[Saved data entries]
* * * *

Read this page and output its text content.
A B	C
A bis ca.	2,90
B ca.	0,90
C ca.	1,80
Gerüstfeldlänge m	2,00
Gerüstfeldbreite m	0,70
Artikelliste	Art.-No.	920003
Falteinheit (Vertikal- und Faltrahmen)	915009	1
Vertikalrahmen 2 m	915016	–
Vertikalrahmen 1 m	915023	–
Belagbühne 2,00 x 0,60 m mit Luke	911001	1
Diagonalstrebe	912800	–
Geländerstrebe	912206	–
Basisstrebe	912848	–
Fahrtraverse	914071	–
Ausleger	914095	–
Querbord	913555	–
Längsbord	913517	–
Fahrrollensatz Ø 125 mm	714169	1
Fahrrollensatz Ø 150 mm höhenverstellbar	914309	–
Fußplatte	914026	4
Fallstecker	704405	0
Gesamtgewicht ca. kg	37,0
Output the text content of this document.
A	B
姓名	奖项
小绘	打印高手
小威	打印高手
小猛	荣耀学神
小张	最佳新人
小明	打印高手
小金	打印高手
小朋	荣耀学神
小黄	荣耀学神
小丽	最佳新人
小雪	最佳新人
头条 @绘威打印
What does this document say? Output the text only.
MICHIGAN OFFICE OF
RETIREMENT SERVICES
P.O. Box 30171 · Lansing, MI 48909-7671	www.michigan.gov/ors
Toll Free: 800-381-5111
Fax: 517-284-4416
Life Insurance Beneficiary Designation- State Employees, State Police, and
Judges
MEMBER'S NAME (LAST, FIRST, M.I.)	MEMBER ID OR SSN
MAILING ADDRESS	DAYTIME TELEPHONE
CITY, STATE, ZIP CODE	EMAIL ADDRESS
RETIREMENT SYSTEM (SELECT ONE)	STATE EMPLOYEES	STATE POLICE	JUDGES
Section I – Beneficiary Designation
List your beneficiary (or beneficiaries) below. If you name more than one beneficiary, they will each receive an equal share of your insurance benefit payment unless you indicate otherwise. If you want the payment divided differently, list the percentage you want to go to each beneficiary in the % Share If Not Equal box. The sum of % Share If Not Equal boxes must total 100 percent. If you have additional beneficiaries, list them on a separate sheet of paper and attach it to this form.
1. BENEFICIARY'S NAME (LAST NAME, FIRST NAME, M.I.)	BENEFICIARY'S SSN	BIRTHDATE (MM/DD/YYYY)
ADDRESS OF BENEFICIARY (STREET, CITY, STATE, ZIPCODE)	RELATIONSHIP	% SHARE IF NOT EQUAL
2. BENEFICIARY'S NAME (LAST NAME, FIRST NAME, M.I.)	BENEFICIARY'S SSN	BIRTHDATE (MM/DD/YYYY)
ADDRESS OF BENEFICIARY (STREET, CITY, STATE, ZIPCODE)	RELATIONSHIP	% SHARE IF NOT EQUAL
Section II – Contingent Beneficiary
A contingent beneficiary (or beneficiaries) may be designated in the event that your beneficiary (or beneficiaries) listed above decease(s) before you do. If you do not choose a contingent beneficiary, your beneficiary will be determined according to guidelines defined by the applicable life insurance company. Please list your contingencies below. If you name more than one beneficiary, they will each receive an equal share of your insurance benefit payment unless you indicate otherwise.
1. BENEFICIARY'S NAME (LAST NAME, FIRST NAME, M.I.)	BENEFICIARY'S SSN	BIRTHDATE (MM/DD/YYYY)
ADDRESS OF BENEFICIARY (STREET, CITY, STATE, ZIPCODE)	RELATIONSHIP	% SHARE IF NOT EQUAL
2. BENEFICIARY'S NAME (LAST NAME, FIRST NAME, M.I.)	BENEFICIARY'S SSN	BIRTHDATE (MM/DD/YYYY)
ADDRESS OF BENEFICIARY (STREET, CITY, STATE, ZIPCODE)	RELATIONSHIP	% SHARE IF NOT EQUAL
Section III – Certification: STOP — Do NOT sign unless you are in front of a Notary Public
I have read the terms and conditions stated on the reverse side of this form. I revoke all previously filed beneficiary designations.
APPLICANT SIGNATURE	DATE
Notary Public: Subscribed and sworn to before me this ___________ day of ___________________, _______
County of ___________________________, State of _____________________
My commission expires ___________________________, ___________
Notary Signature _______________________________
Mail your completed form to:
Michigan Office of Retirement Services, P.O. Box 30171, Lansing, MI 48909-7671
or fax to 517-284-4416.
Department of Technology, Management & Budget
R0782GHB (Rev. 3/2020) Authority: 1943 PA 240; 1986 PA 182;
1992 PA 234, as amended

* * * *

== WHAT YOU NEED TO DO ==
Reproduce the records word for word.

== PROBLEM SOLUTION ==
Read this page and output its text content.
A B	C
A bis ca.	2,90
B ca.	0,90
C ca.	1,80
Gerüstfeldlänge m	2,00
Gerüstfeldbreite m	0,70
Artikelliste	Art.-No.	920003
Falteinheit (Vertikal- und Faltrahmen)	915009	1
Vertikalrahmen 2 m	915016	–
Vertikalrahmen 1 m	915023	–
Belagbühne 2,00 x 0,60 m mit Luke	911001	1
Diagonalstrebe	912800	–
Geländerstrebe	912206	–
Basisstrebe	912848	–
Fahrtraverse	914071	–
Ausleger	914095	–
Querbord	913555	–
Längsbord	913517	–
Fahrrollensatz Ø 125 mm	714169	1
Fahrrollensatz Ø 150 mm höhenverstellbar	914309	–
Fußplatte	914026	4
Fallstecker	704405	0
Gesamtgewicht ca. kg	37,0
Output the text content of this document.
A	B
姓名	奖项
小绘	打印高手
小威	打印高手
小猛	荣耀学神
小张	最佳新人
小明	打印高手
小金	打印高手
小朋	荣耀学神
小黄	荣耀学神
小丽	最佳新人
小雪	最佳新人
头条 @绘威打印
What does this document say? Output the text only.
MICHIGAN OFFICE OF
RETIREMENT SERVICES
P.O. Box 30171 · Lansing, MI 48909-7671	www.michigan.gov/ors
Toll Free: 800-381-5111
Fax: 517-284-4416
Life Insurance Beneficiary Designation- State Employees, State Police, and
Judges
MEMBER'S NAME (LAST, FIRST, M.I.)	MEMBER ID OR SSN
MAILING ADDRESS	DAYTIME TELEPHONE
CITY, STATE, ZIP CODE	EMAIL ADDRESS
RETIREMENT SYSTEM (SELECT ONE)	STATE EMPLOYEES	STATE POLICE	JUDGES
Section I – Beneficiary Designation
List your beneficiary (or beneficiaries) below. If you name more than one beneficiary, they will each receive an equal share of your insurance benefit payment unless you indicate otherwise. If you want the payment divided differently, list the percentage you want to go to each beneficiary in the % Share If Not Equal box. The sum of % Share If Not Equal boxes must total 100 percent. If you have additional beneficiaries, list them on a separate sheet of paper and attach it to this form.
1. BENEFICIARY'S NAME (LAST NAME, FIRST NAME, M.I.)	BENEFICIARY'S SSN	BIRTHDATE (MM/DD/YYYY)
ADDRESS OF BENEFICIARY (STREET, CITY, STATE, ZIPCODE)	RELATIONSHIP	% SHARE IF NOT EQUAL
2. BENEFICIARY'S NAME (LAST NAME, FIRST NAME, M.I.)	BENEFICIARY'S SSN	BIRTHDATE (MM/DD/YYYY)
ADDRESS OF BENEFICIARY (STREET, CITY, STATE, ZIPCODE)	RELATIONSHIP	% SHARE IF NOT EQUAL
Section II – Contingent Beneficiary
A contingent beneficiary (or beneficiaries) may be designated in the event that your beneficiary (or beneficiaries) listed above decease(s) before you do. If you do not choose a contingent beneficiary, your beneficiary will be determined according to guidelines defined by the applicable life insurance company. Please list your contingencies below. If you name more than one beneficiary, they will each receive an equal share of your insurance benefit payment unless you indicate otherwise.
1. BENEFICIARY'S NAME (LAST NAME, FIRST NAME, M.I.)	BENEFICIARY'S SSN	BIRTHDATE (MM/DD/YYYY)
ADDRESS OF BENEFICIARY (STREET, CITY, STATE, ZIPCODE)	RELATIONSHIP	% SHARE IF NOT EQUAL
2. BENEFICIARY'S NAME (LAST NAME, FIRST NAME, M.I.)	BENEFICIARY'S SSN	BIRTHDATE (MM/DD/YYYY)
ADDRESS OF BENEFICIARY (STREET, CITY, STATE, ZIPCODE)	RELATIONSHIP	% SHARE IF NOT EQUAL
Section III – Certification: STOP — Do NOT sign unless you are in front of a Notary Public
I have read the terms and conditions stated on the reverse side of this form. I revoke all previously filed beneficiary designations.
APPLICANT SIGNATURE	DATE
Notary Public: Subscribed and sworn to before me this ___________ day of ___________________, _______
County of ___________________________, State of _____________________
My commission expires ___________________________, ___________
Notary Signature _______________________________
Mail your completed form to:
Michigan Office of Retirement Services, P.O. Box 30171, Lansing, MI 48909-7671
or fax to 517-284-4416.
Department of Technology, Management & Budget
R0782GHB (Rev. 3/2020) Authority: 1943 PA 240; 1986 PA 182;
1992 PA 234, as amended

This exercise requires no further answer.